# ENTRIES

>>>>

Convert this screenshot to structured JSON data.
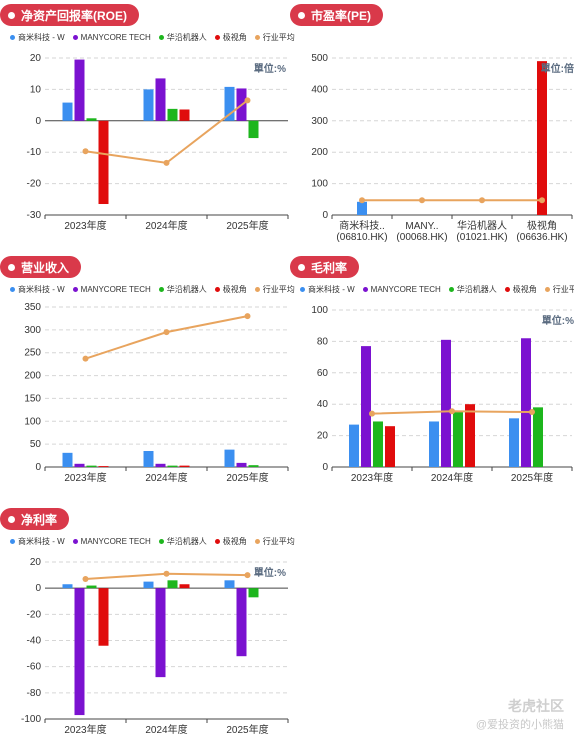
{
  "legend_items": [
    {
      "name": "商米科技 - W",
      "color": "#3b8ff0"
    },
    {
      "name": "MANYCORE TECH",
      "color": "#7b12d0"
    },
    {
      "name": "华沿机器人",
      "color": "#1db61d"
    },
    {
      "name": "极视角",
      "color": "#e00c0c"
    },
    {
      "name": "行业平均",
      "color": "#e8a45e"
    }
  ],
  "watermark": {
    "line1": "老虎社区",
    "line2": "@爱投资的小熊猫"
  },
  "chart_data": [
    {
      "id": "roe",
      "type": "bar",
      "title": "净资产回报率(ROE)",
      "unit_label": "單位:%",
      "categories": [
        "2023年度",
        "2024年度",
        "2025年度"
      ],
      "ylim": [
        -30,
        20
      ],
      "yticks": [
        20,
        10,
        0,
        -10,
        -20,
        -30
      ],
      "grid": true,
      "legend": "top-left",
      "series": [
        {
          "name": "商米科技 - W",
          "color": "#3b8ff0",
          "values": [
            5.8,
            10,
            10.8
          ]
        },
        {
          "name": "MANYCORE TECH",
          "color": "#7b12d0",
          "values": [
            19.5,
            13.5,
            10.3
          ]
        },
        {
          "name": "华沿机器人",
          "color": "#1db61d",
          "values": [
            0.8,
            3.8,
            -5.5
          ]
        },
        {
          "name": "极视角",
          "color": "#e00c0c",
          "values": [
            -26.5,
            3.6,
            null
          ]
        }
      ],
      "line": {
        "name": "行业平均",
        "color": "#e8a45e",
        "values": [
          -9.7,
          -13.4,
          6.5
        ]
      }
    },
    {
      "id": "pe",
      "type": "bar",
      "title": "市盈率(PE)",
      "unit_label": "單位:倍",
      "categories": [
        "商米科技..\n(06810.HK)",
        "MANY..\n(00068.HK)",
        "华沿机器人\n(01021.HK)",
        "极视角\n(06636.HK)"
      ],
      "ylim": [
        0,
        500
      ],
      "yticks": [
        500,
        400,
        300,
        200,
        100,
        0
      ],
      "grid": true,
      "colors": [
        "#3b8ff0",
        "#7b12d0",
        "#1db61d",
        "#e00c0c"
      ],
      "values": [
        42,
        null,
        null,
        490
      ],
      "line": {
        "name": "行业平均",
        "color": "#e8a45e",
        "values": [
          47,
          47,
          47,
          47
        ]
      }
    },
    {
      "id": "revenue",
      "type": "bar",
      "title": "营业收入",
      "unit_label": "",
      "categories": [
        "2023年度",
        "2024年度",
        "2025年度"
      ],
      "ylim": [
        0,
        350
      ],
      "yticks": [
        350,
        300,
        250,
        200,
        150,
        100,
        50,
        0
      ],
      "grid": true,
      "legend": "top-left",
      "series": [
        {
          "name": "商米科技 - W",
          "color": "#3b8ff0",
          "values": [
            31,
            35,
            38
          ]
        },
        {
          "name": "MANYCORE TECH",
          "color": "#7b12d0",
          "values": [
            7,
            7,
            9
          ]
        },
        {
          "name": "华沿机器人",
          "color": "#1db61d",
          "values": [
            3,
            3,
            4
          ]
        },
        {
          "name": "极视角",
          "color": "#e00c0c",
          "values": [
            2,
            3,
            null
          ]
        }
      ],
      "line": {
        "name": "行业平均",
        "color": "#e8a45e",
        "values": [
          237,
          295,
          330
        ]
      }
    },
    {
      "id": "gross",
      "type": "bar",
      "title": "毛利率",
      "unit_label": "單位:%",
      "categories": [
        "2023年度",
        "2024年度",
        "2025年度"
      ],
      "ylim": [
        0,
        100
      ],
      "yticks": [
        100,
        80,
        60,
        40,
        20,
        0
      ],
      "grid": true,
      "legend": "top-left",
      "series": [
        {
          "name": "商米科技 - W",
          "color": "#3b8ff0",
          "values": [
            27,
            29,
            31
          ]
        },
        {
          "name": "MANYCORE TECH",
          "color": "#7b12d0",
          "values": [
            77,
            81,
            82
          ]
        },
        {
          "name": "华沿机器人",
          "color": "#1db61d",
          "values": [
            29,
            35,
            38
          ]
        },
        {
          "name": "极视角",
          "color": "#e00c0c",
          "values": [
            26,
            40,
            null
          ]
        }
      ],
      "line": {
        "name": "行业平均",
        "color": "#e8a45e",
        "values": [
          34,
          35.5,
          35
        ]
      }
    },
    {
      "id": "netmargin",
      "type": "bar",
      "title": "净利率",
      "unit_label": "單位:%",
      "categories": [
        "2023年度",
        "2024年度",
        "2025年度"
      ],
      "ylim": [
        -100,
        20
      ],
      "yticks": [
        20,
        0,
        -20,
        -40,
        -60,
        -80,
        -100
      ],
      "grid": true,
      "legend": "top-left",
      "series": [
        {
          "name": "商米科技 - W",
          "color": "#3b8ff0",
          "values": [
            3,
            5,
            6
          ]
        },
        {
          "name": "MANYCORE TECH",
          "color": "#7b12d0",
          "values": [
            -97,
            -68,
            -52
          ]
        },
        {
          "name": "华沿机器人",
          "color": "#1db61d",
          "values": [
            2,
            6,
            -7
          ]
        },
        {
          "name": "极视角",
          "color": "#e00c0c",
          "values": [
            -44,
            3,
            null
          ]
        }
      ],
      "line": {
        "name": "行业平均",
        "color": "#e8a45e",
        "values": [
          7,
          11,
          10
        ]
      }
    }
  ]
}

<<<<

# GIVEN TASK
Reproduce the material above verbatim; omit every picture.

# SOLUTION TO THIS EXERCISE
Convert this screenshot to structured JSON data.
{
  "legend_items": [
    {
      "name": "商米科技 - W",
      "color": "#3b8ff0"
    },
    {
      "name": "MANYCORE TECH",
      "color": "#7b12d0"
    },
    {
      "name": "华沿机器人",
      "color": "#1db61d"
    },
    {
      "name": "极视角",
      "color": "#e00c0c"
    },
    {
      "name": "行业平均",
      "color": "#e8a45e"
    }
  ],
  "watermark": {
    "line1": "老虎社区",
    "line2": "@爱投资的小熊猫"
  },
  "chart_data": [
    {
      "id": "roe",
      "type": "bar",
      "title": "净资产回报率(ROE)",
      "unit_label": "單位:%",
      "categories": [
        "2023年度",
        "2024年度",
        "2025年度"
      ],
      "ylim": [
        -30,
        20
      ],
      "yticks": [
        20,
        10,
        0,
        -10,
        -20,
        -30
      ],
      "grid": true,
      "legend": "top-left",
      "series": [
        {
          "name": "商米科技 - W",
          "color": "#3b8ff0",
          "values": [
            5.8,
            10,
            10.8
          ]
        },
        {
          "name": "MANYCORE TECH",
          "color": "#7b12d0",
          "values": [
            19.5,
            13.5,
            10.3
          ]
        },
        {
          "name": "华沿机器人",
          "color": "#1db61d",
          "values": [
            0.8,
            3.8,
            -5.5
          ]
        },
        {
          "name": "极视角",
          "color": "#e00c0c",
          "values": [
            -26.5,
            3.6,
            null
          ]
        }
      ],
      "line": {
        "name": "行业平均",
        "color": "#e8a45e",
        "values": [
          -9.7,
          -13.4,
          6.5
        ]
      }
    },
    {
      "id": "pe",
      "type": "bar",
      "title": "市盈率(PE)",
      "unit_label": "單位:倍",
      "categories": [
        "商米科技..\n(06810.HK)",
        "MANY..\n(00068.HK)",
        "华沿机器人\n(01021.HK)",
        "极视角\n(06636.HK)"
      ],
      "ylim": [
        0,
        500
      ],
      "yticks": [
        500,
        400,
        300,
        200,
        100,
        0
      ],
      "grid": true,
      "colors": [
        "#3b8ff0",
        "#7b12d0",
        "#1db61d",
        "#e00c0c"
      ],
      "values": [
        42,
        null,
        null,
        490
      ],
      "line": {
        "name": "行业平均",
        "color": "#e8a45e",
        "values": [
          47,
          47,
          47,
          47
        ]
      }
    },
    {
      "id": "revenue",
      "type": "bar",
      "title": "营业收入",
      "unit_label": "",
      "categories": [
        "2023年度",
        "2024年度",
        "2025年度"
      ],
      "ylim": [
        0,
        350
      ],
      "yticks": [
        350,
        300,
        250,
        200,
        150,
        100,
        50,
        0
      ],
      "grid": true,
      "legend": "top-left",
      "series": [
        {
          "name": "商米科技 - W",
          "color": "#3b8ff0",
          "values": [
            31,
            35,
            38
          ]
        },
        {
          "name": "MANYCORE TECH",
          "color": "#7b12d0",
          "values": [
            7,
            7,
            9
          ]
        },
        {
          "name": "华沿机器人",
          "color": "#1db61d",
          "values": [
            3,
            3,
            4
          ]
        },
        {
          "name": "极视角",
          "color": "#e00c0c",
          "values": [
            2,
            3,
            null
          ]
        }
      ],
      "line": {
        "name": "行业平均",
        "color": "#e8a45e",
        "values": [
          237,
          295,
          330
        ]
      }
    },
    {
      "id": "gross",
      "type": "bar",
      "title": "毛利率",
      "unit_label": "單位:%",
      "categories": [
        "2023年度",
        "2024年度",
        "2025年度"
      ],
      "ylim": [
        0,
        100
      ],
      "yticks": [
        100,
        80,
        60,
        40,
        20,
        0
      ],
      "grid": true,
      "legend": "top-left",
      "series": [
        {
          "name": "商米科技 - W",
          "color": "#3b8ff0",
          "values": [
            27,
            29,
            31
          ]
        },
        {
          "name": "MANYCORE TECH",
          "color": "#7b12d0",
          "values": [
            77,
            81,
            82
          ]
        },
        {
          "name": "华沿机器人",
          "color": "#1db61d",
          "values": [
            29,
            35,
            38
          ]
        },
        {
          "name": "极视角",
          "color": "#e00c0c",
          "values": [
            26,
            40,
            null
          ]
        }
      ],
      "line": {
        "name": "行业平均",
        "color": "#e8a45e",
        "values": [
          34,
          35.5,
          35
        ]
      }
    },
    {
      "id": "netmargin",
      "type": "bar",
      "title": "净利率",
      "unit_label": "單位:%",
      "categories": [
        "2023年度",
        "2024年度",
        "2025年度"
      ],
      "ylim": [
        -100,
        20
      ],
      "yticks": [
        20,
        0,
        -20,
        -40,
        -60,
        -80,
        -100
      ],
      "grid": true,
      "legend": "top-left",
      "series": [
        {
          "name": "商米科技 - W",
          "color": "#3b8ff0",
          "values": [
            3,
            5,
            6
          ]
        },
        {
          "name": "MANYCORE TECH",
          "color": "#7b12d0",
          "values": [
            -97,
            -68,
            -52
          ]
        },
        {
          "name": "华沿机器人",
          "color": "#1db61d",
          "values": [
            2,
            6,
            -7
          ]
        },
        {
          "name": "极视角",
          "color": "#e00c0c",
          "values": [
            -44,
            3,
            null
          ]
        }
      ],
      "line": {
        "name": "行业平均",
        "color": "#e8a45e",
        "values": [
          7,
          11,
          10
        ]
      }
    }
  ]
}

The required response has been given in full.